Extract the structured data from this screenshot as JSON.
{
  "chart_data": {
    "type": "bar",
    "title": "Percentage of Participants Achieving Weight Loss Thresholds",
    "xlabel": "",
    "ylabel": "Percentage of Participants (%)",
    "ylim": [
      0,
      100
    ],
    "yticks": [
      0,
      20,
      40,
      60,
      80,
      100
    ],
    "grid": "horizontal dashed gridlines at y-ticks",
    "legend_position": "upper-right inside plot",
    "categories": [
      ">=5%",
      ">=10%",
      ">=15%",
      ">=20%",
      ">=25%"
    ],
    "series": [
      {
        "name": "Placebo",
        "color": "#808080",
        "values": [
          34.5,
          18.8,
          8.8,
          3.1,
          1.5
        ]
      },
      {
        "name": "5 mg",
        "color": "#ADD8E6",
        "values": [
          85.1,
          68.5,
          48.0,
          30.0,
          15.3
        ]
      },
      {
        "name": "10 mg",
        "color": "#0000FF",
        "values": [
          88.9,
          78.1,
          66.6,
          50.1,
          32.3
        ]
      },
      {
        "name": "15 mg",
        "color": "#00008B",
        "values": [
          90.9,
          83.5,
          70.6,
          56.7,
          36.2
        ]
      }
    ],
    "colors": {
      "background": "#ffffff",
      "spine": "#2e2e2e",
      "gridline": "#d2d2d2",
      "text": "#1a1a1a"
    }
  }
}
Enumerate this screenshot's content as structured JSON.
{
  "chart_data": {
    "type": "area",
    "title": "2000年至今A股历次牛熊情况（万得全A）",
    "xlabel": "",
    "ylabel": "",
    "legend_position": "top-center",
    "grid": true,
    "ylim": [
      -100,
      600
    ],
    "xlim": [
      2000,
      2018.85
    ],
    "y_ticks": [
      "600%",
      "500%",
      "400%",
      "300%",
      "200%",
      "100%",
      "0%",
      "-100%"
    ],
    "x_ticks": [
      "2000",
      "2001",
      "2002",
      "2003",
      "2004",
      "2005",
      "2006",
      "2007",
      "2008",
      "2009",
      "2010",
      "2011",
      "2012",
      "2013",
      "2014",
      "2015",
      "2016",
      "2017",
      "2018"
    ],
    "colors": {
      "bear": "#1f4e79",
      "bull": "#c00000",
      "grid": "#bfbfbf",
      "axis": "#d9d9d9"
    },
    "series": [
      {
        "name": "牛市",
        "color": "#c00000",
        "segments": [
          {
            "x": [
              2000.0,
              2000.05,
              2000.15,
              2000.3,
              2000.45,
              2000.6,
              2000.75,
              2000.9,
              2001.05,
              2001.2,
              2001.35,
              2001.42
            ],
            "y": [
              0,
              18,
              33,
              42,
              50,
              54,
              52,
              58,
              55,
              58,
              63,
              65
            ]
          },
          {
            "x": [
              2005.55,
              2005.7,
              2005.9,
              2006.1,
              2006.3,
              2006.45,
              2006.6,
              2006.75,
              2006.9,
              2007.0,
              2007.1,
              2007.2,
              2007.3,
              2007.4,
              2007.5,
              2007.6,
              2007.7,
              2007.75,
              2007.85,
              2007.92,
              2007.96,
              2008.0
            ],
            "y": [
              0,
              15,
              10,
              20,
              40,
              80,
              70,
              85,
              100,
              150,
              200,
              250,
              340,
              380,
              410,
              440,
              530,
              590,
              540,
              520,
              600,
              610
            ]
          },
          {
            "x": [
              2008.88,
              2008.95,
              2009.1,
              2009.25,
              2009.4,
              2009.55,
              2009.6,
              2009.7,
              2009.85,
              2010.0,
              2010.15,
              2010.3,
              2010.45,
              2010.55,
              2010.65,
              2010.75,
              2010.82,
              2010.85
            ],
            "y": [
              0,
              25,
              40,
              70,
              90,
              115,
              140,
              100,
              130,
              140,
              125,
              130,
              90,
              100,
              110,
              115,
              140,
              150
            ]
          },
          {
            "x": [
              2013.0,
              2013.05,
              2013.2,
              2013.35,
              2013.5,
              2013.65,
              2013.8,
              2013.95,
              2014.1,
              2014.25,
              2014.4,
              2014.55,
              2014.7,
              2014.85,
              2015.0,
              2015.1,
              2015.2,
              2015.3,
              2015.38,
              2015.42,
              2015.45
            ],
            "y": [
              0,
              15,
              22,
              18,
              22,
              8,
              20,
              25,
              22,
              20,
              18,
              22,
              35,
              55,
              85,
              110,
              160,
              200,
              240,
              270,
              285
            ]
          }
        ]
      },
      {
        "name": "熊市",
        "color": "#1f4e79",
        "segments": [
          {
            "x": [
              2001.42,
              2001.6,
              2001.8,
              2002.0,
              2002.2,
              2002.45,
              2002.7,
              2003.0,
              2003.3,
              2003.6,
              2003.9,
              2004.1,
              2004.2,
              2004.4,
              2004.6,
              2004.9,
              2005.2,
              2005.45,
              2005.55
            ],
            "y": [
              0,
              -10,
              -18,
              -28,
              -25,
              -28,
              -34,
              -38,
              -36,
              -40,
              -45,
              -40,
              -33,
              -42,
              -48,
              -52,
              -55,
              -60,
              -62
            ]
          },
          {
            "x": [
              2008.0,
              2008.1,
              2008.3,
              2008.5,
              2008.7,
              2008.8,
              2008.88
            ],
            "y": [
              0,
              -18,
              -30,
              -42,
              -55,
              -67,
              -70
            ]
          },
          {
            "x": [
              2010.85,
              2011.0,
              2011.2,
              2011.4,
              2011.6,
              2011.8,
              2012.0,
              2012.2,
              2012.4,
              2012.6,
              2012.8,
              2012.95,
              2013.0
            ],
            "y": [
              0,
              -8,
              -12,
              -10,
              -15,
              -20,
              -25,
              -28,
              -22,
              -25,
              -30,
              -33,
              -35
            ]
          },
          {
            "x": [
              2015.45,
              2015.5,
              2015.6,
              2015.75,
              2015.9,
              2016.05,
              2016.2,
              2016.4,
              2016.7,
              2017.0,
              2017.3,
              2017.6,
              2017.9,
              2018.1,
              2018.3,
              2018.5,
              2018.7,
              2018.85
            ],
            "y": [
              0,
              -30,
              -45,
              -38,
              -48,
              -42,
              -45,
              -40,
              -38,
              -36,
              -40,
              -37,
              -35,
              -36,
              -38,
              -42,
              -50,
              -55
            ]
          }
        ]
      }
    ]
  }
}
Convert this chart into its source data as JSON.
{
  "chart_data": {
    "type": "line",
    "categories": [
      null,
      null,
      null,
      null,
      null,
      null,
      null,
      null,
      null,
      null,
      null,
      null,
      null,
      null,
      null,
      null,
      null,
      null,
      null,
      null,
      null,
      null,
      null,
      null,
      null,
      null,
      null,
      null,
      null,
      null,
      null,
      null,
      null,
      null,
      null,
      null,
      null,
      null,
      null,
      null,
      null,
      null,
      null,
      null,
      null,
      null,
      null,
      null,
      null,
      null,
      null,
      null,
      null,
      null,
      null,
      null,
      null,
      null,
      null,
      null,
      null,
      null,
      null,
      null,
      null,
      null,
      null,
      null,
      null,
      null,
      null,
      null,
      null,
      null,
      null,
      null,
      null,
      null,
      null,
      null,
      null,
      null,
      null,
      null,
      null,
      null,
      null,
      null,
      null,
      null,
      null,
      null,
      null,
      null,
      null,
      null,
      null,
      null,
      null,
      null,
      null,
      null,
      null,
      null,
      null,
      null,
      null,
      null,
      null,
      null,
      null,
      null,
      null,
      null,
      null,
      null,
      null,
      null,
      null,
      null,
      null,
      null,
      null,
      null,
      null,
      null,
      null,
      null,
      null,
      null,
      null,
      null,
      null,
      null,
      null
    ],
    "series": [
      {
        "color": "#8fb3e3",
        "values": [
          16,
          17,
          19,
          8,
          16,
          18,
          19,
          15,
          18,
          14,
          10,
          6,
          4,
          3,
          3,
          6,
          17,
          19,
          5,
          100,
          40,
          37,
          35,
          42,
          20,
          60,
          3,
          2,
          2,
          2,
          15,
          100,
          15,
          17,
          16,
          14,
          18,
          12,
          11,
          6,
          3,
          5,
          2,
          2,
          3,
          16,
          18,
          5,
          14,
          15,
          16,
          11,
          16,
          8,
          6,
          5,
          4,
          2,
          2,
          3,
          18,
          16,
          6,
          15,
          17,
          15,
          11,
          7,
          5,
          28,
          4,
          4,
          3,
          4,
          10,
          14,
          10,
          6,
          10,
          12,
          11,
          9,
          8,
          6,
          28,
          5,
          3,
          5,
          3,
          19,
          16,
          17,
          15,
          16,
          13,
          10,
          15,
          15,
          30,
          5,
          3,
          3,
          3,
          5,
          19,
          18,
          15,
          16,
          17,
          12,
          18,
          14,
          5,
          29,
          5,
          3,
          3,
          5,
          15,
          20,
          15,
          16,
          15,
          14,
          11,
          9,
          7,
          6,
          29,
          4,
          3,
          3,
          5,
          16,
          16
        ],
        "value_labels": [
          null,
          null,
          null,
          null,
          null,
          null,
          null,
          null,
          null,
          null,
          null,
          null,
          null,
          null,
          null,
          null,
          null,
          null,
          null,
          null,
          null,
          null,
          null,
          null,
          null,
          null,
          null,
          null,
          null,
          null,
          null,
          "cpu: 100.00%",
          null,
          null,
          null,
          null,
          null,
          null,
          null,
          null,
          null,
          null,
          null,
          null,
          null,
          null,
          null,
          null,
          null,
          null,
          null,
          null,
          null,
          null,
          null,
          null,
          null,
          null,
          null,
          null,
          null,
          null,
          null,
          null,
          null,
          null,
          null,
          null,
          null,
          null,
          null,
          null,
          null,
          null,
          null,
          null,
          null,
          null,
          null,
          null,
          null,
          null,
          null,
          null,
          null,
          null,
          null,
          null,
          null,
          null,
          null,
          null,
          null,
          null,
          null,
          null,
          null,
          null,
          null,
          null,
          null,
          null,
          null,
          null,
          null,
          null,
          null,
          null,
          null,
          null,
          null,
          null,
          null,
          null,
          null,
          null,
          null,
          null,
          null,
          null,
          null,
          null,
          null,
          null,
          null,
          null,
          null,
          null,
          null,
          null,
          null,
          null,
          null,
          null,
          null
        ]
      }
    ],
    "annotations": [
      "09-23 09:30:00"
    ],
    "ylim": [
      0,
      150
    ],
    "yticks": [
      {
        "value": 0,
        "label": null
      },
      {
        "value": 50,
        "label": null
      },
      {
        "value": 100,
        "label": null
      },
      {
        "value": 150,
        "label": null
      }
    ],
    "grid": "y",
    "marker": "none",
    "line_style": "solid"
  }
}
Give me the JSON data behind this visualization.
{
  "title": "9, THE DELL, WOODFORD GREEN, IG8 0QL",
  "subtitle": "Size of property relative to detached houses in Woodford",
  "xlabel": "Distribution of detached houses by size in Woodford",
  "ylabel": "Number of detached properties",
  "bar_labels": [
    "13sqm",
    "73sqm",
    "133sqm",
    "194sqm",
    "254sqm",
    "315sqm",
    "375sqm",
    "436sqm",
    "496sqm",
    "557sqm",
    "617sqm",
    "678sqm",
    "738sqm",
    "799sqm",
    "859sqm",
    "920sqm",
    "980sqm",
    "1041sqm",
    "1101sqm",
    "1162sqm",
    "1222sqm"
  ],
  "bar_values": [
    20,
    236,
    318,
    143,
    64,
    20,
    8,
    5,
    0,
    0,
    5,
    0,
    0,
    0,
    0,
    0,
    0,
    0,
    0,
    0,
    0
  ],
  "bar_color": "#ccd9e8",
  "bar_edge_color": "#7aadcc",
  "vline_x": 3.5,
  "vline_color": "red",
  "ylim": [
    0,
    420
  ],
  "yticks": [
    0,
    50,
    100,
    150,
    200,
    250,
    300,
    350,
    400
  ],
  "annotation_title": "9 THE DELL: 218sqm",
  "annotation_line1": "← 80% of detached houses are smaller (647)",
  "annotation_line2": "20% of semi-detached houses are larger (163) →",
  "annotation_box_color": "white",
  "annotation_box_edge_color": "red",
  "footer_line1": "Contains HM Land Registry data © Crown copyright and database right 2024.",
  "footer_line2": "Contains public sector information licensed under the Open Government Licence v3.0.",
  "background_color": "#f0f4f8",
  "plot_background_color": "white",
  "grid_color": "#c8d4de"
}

> **WHAT IS NEEDED**
Only the number is needed here: how many lines of the records contain "ylabel"?

> **SOLUTION TO THIS PROBLEM**
3